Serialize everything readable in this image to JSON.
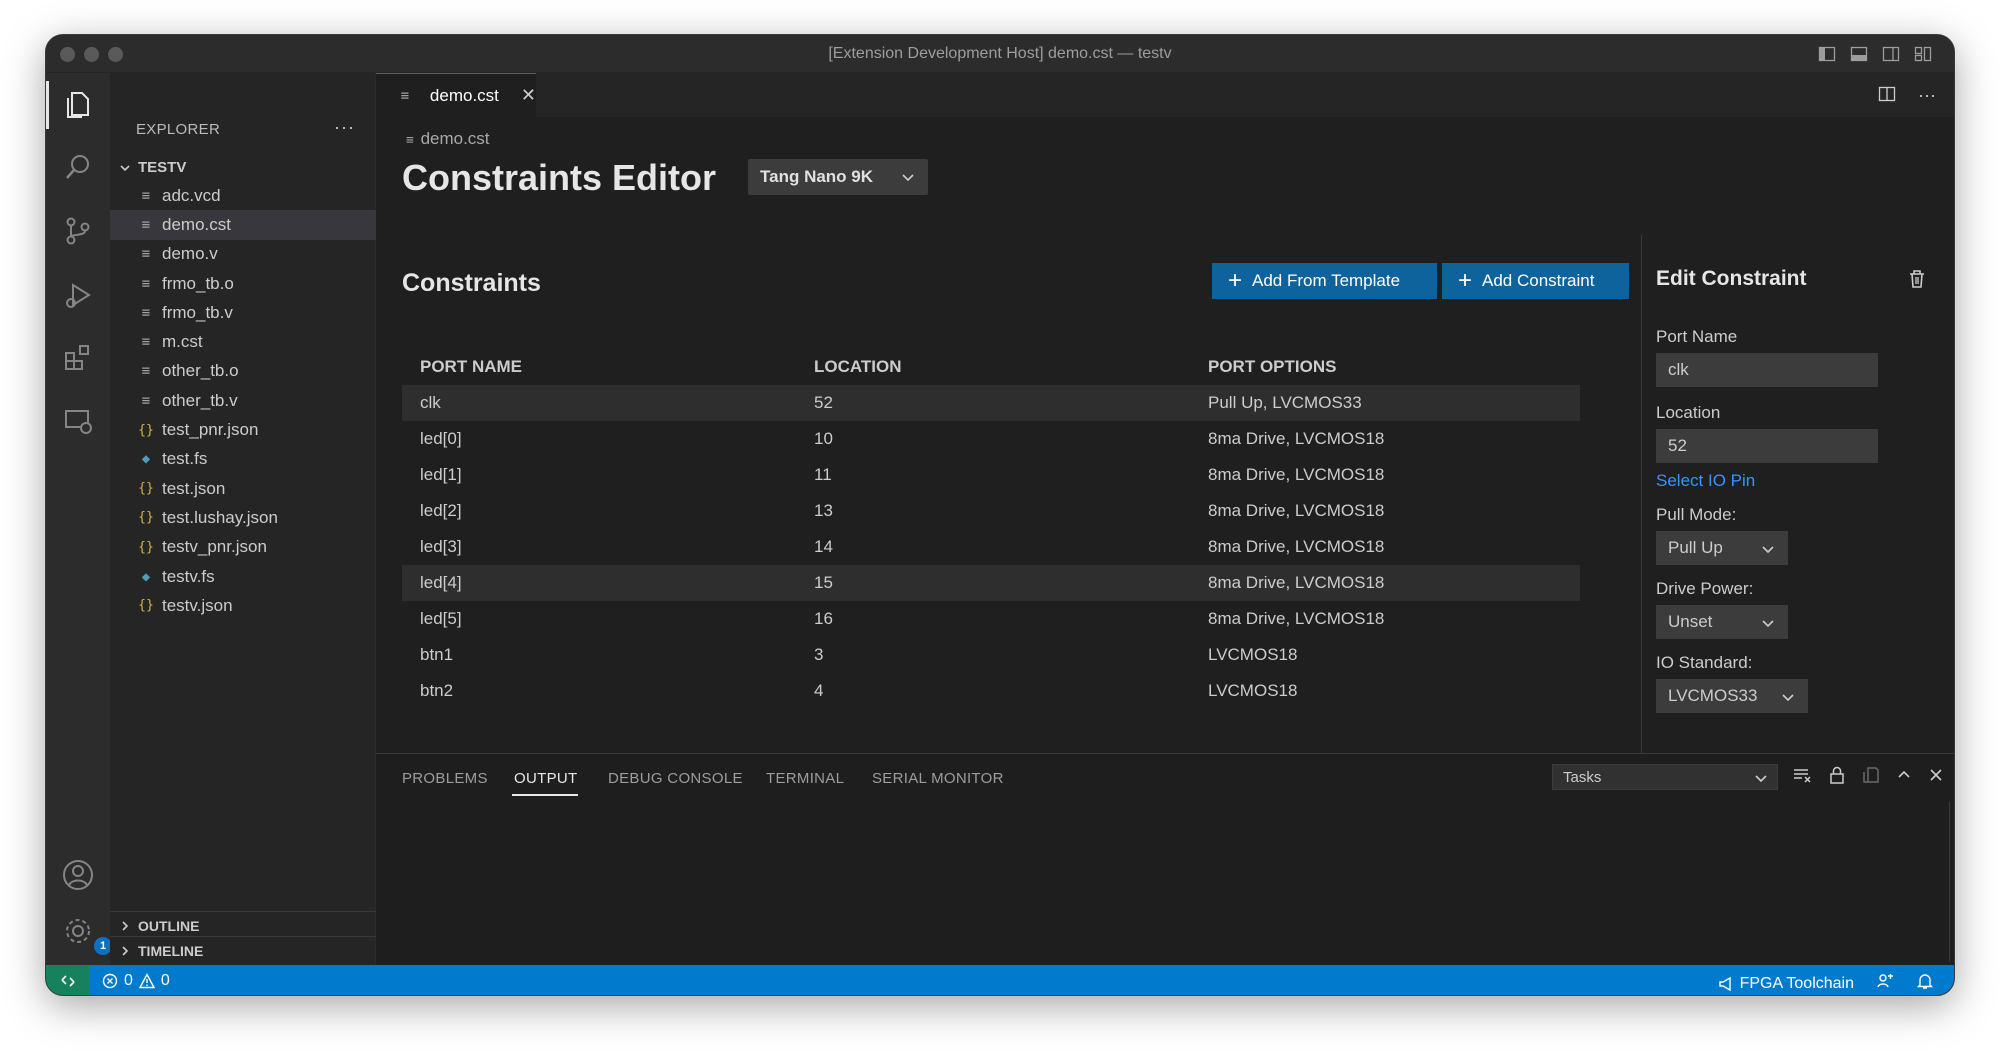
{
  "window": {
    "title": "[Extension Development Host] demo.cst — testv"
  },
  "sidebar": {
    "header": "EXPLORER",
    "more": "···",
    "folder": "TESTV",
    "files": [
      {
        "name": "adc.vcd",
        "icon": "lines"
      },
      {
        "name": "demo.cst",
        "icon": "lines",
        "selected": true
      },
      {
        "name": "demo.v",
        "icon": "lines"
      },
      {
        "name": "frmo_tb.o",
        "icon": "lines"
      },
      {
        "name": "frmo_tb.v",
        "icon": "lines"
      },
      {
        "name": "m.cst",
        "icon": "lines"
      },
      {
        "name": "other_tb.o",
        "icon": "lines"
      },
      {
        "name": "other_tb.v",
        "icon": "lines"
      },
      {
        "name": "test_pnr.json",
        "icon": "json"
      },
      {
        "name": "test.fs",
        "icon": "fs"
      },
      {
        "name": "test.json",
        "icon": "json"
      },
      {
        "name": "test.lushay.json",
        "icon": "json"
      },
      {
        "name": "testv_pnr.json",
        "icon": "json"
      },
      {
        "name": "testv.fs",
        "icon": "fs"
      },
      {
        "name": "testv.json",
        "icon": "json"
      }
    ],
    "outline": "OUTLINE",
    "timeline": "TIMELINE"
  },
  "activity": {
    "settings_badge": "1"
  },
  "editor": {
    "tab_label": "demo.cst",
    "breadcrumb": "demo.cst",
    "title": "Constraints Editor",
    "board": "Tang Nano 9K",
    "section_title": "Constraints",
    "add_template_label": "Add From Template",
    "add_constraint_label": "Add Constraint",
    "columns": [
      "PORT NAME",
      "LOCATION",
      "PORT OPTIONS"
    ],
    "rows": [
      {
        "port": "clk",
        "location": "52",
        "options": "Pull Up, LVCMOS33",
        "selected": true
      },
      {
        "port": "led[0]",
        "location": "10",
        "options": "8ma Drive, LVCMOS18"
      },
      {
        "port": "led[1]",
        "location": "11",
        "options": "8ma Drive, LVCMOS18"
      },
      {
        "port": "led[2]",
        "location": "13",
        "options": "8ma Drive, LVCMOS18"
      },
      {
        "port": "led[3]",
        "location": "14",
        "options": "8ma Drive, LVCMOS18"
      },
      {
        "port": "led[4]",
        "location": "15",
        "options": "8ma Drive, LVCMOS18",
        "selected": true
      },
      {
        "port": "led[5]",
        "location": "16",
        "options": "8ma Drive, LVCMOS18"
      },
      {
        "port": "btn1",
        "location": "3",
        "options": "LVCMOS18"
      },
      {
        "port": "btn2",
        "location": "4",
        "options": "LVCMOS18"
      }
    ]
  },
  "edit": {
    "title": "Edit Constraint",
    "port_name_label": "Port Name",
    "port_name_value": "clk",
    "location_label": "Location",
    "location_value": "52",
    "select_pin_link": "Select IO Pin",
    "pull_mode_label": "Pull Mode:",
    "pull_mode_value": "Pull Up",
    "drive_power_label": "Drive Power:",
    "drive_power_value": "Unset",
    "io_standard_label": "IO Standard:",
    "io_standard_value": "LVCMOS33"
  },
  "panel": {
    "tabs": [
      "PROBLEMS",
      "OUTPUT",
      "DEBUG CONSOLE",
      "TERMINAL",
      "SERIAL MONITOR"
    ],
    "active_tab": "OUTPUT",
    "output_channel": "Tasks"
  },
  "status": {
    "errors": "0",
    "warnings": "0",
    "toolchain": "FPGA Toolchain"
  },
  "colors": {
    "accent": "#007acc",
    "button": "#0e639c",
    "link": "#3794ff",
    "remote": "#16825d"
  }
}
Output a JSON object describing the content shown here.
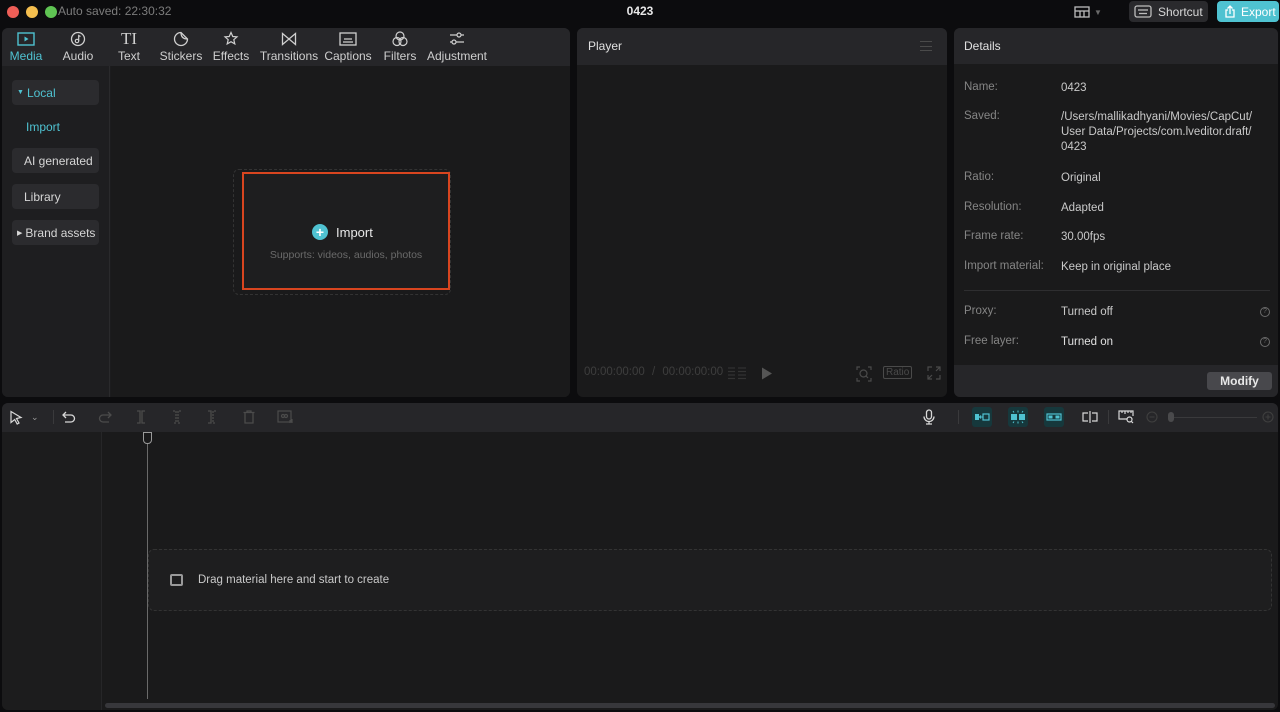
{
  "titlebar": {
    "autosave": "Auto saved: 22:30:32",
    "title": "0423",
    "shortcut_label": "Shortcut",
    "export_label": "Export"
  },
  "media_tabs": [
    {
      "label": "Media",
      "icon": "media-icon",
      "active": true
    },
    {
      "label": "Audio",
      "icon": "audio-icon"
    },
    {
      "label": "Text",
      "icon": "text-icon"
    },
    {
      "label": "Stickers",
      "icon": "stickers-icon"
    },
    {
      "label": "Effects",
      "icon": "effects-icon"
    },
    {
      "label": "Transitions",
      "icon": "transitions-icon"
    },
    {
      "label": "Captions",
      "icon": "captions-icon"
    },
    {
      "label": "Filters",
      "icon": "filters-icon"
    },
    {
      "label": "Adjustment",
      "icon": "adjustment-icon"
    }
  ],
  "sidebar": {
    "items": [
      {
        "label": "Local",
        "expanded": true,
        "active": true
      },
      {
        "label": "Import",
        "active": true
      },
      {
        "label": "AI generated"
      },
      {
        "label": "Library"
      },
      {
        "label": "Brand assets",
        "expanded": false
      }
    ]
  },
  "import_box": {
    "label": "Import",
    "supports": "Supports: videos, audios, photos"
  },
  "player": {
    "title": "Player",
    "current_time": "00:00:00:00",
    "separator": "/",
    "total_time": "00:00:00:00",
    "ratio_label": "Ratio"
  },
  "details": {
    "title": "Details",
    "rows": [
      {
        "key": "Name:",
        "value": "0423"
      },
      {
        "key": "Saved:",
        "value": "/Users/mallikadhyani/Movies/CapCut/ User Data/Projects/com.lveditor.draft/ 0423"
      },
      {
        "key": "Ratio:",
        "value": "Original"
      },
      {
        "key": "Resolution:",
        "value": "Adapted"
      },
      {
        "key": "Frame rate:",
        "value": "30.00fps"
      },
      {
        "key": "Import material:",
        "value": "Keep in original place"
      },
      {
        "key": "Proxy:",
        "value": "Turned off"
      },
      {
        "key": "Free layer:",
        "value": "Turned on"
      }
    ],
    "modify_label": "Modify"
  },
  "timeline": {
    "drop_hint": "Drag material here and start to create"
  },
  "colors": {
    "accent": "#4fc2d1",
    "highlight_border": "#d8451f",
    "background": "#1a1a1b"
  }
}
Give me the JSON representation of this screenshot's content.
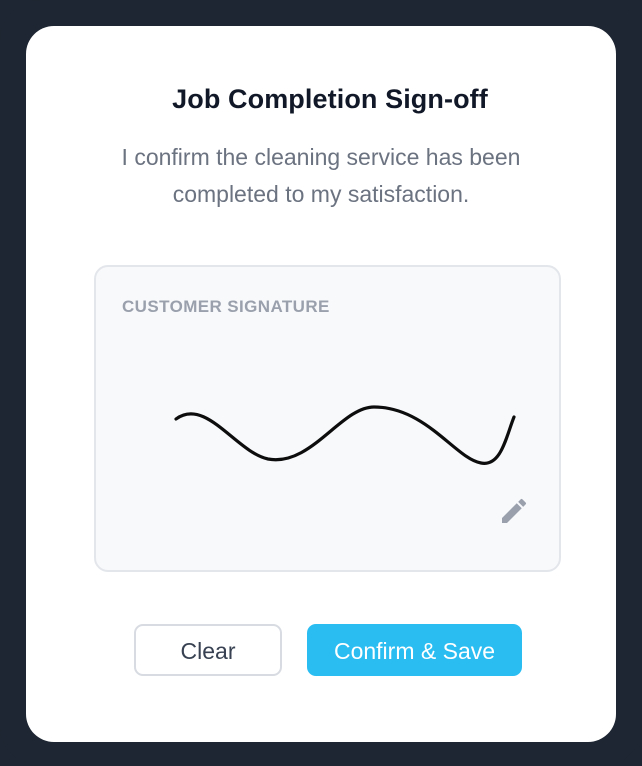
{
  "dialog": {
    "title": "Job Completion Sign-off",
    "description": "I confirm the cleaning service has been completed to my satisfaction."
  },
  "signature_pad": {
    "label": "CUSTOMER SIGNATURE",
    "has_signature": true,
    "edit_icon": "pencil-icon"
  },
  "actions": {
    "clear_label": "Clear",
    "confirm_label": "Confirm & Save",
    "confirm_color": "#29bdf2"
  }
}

▸ DESCRIPTION OF THE TASK
From the entries, copy out each line containing the word "Constraints".

▸ WORKED SOLUTION
    "title": "Constraints Editor",
    "section_title": "Constraints",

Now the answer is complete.